* **Gestellte Aufgabe A**
Beginnen Sie beim ersten der Einträge und enden Sie nach der Zeile, die „toc-section-overview[interactable] xyxy=(40,65,388,146)“ enthält. Geben Sie diese Einträge erneut wieder, tauschen Sie dabei „section-divider“ gegen „section-separator“ aus und lassen Sie alles Übrige unverändert.

* **Ausgewählter Textauszug**
##########

Seit 2015 beschäftigt der Zwist zwischen einer Allgäuer Brauerei und einem Berliner Wettbewerbsverband die Justiz - und bald wohl auch die Richter des Bundesgerichtshofs (BGH) in Karlsruhe. Foto: dpa

Seit 2015 streiten sich eine Allgäuer Brauerei und ein Berliner Wettbewerbsverband vor Gericht. Es geht um die Frage, ob man Bier als bekömmlich bewerben darf. Klärung in dem Fall soll nun der Bundesgerichtshof bringen.

Leutkirch/Karlsruhe - Über die Frage wird seit fast zwei Jahren gestritten: Darf man Bier in der Werbung als bekömmlich bezeichnen oder nicht? Seit 2015 beschäftigt der Zwist zwischen einer Allgäuer Brauerei und einem Berliner Wettbewerbsverband die Justiz - und bald wohl auch die Richter des Bundesgerichtshofs (BGH) in Karlsruhe. Die Revision in dem Fall sei zugelassen worden, sagte eine BGH-Sprecherin. Der Termin für eine Verhandlung stehe aber noch nicht fest.

„Als uns im Mai 2015 der Brief des Vereins ins Haus flatterte, hätte ich nie gedacht, dass es so lange gehen würde“ sagt Brauereichef Gottfried Härle aus Leutkirch (Kreis Ravensburg). Der Verband Sozialer Wettbewerb (VSW) aus Berlin hatte damals eine einstweilige Verfügung gegen seine Firma erwirkt und dem Unternehmen die Werbung mit dem Begriff untersagt. Härle ließ daraufhin das Wort auf seinen Etiketten mit Filzstiften streichen - und legte Berufung ein.

Nach zwei Entscheidungen vor dem Landgericht Ravensburg befasste sich 2016 auch das Oberlandesgericht Stuttgart mit dem Fall. Die Urteile gaben aber jeweils dem Wettbewerbsverband Recht: Der sieht in dem Begriff „bekömmlich“ eine gesundheitsbezogene Angabe - diese sei nach EU-Recht im Zusammenhang mit alkoholischen Getränken nicht erlaubt.

##########

* **Einträge zur Aufgabe**
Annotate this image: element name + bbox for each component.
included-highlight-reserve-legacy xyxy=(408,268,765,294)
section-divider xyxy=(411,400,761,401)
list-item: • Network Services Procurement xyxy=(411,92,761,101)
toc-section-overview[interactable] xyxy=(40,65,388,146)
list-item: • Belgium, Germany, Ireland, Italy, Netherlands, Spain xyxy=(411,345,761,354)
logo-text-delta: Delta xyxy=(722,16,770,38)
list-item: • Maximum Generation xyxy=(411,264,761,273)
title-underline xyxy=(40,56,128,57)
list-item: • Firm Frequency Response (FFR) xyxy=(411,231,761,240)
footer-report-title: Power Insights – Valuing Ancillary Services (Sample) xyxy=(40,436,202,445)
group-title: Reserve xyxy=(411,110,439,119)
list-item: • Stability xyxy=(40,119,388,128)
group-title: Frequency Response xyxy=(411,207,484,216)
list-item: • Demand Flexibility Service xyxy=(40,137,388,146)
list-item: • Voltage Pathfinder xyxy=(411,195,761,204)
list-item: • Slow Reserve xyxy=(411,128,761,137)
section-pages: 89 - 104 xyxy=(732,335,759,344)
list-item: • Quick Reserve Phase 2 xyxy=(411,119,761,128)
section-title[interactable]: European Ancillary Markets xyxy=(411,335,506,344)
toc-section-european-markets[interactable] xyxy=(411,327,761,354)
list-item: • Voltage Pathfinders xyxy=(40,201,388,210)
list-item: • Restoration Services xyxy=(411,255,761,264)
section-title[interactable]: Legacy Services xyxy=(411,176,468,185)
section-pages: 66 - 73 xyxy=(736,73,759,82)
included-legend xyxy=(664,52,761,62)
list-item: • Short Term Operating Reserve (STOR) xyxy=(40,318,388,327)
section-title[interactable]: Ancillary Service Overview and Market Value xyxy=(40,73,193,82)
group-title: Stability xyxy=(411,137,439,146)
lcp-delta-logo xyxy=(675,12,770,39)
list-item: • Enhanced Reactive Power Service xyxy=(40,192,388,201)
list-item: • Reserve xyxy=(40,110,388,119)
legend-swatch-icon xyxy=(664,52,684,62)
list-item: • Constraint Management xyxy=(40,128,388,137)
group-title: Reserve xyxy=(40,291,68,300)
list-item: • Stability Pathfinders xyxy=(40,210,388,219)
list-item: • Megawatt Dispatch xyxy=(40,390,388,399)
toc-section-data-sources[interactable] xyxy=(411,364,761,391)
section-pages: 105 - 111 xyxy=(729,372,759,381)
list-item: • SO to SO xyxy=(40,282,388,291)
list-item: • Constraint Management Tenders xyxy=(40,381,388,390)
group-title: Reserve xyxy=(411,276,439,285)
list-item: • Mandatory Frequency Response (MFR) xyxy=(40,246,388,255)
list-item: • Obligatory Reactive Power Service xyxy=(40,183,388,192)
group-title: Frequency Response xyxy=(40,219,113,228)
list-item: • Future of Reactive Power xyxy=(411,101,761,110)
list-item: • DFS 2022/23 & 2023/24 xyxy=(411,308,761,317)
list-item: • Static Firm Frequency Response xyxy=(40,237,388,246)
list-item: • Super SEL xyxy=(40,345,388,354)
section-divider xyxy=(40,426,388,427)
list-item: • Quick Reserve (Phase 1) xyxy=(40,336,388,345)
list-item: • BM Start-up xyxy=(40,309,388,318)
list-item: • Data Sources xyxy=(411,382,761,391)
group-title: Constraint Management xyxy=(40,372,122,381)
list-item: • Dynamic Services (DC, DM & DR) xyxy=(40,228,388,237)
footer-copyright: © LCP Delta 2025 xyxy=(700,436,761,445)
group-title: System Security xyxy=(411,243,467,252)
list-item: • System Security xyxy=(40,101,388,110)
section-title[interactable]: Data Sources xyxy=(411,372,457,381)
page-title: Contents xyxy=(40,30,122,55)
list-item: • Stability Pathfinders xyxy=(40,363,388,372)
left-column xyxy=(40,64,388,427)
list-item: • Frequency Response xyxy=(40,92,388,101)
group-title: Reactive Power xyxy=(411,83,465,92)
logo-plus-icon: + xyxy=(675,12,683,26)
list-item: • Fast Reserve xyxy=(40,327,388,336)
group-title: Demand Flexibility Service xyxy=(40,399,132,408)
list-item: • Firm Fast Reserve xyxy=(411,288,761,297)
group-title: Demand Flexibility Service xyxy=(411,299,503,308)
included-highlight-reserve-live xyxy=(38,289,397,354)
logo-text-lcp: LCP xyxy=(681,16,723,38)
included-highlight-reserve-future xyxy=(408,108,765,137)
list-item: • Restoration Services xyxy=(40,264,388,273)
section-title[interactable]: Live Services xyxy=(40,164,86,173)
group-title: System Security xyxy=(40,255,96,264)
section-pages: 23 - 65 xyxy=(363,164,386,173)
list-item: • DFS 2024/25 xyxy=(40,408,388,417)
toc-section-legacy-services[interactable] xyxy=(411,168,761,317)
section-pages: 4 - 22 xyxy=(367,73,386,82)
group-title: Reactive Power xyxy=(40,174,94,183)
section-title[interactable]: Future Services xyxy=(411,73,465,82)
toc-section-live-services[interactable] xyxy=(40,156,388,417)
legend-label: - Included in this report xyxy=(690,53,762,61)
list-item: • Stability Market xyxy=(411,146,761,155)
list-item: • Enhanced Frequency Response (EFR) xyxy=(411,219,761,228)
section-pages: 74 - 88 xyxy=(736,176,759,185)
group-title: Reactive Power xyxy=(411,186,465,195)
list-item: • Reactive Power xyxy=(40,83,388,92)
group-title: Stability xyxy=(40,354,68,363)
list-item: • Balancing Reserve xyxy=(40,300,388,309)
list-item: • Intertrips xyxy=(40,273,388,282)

##########

* **Gestellte Aufgabe B**
Beantworten Sie anhand des Textauszugs folgende Fragen:
(i) In welchem Monat und Jahr traf der Brief des Vereins bei der Brauerei ein?
(ii) Womit ließ Härle das Wort auf seinen Etiketten streichen?
(iii) Welches Gericht befasste sich 2016 mit dem Fall?

* **Antwort zur Aufgabe A**
Annotate this image: element name + bbox for each component.
included-highlight-reserve-legacy xyxy=(408,268,765,294)
section-separator xyxy=(411,400,761,401)
list-item: • Network Services Procurement xyxy=(411,92,761,101)
toc-section-overview[interactable] xyxy=(40,65,388,146)

* **Antwort zur Aufgabe B**
(i) Im Mai 2015.
(ii) Mit Filzstiften.
(iii) Das Oberlandesgericht Stuttgart.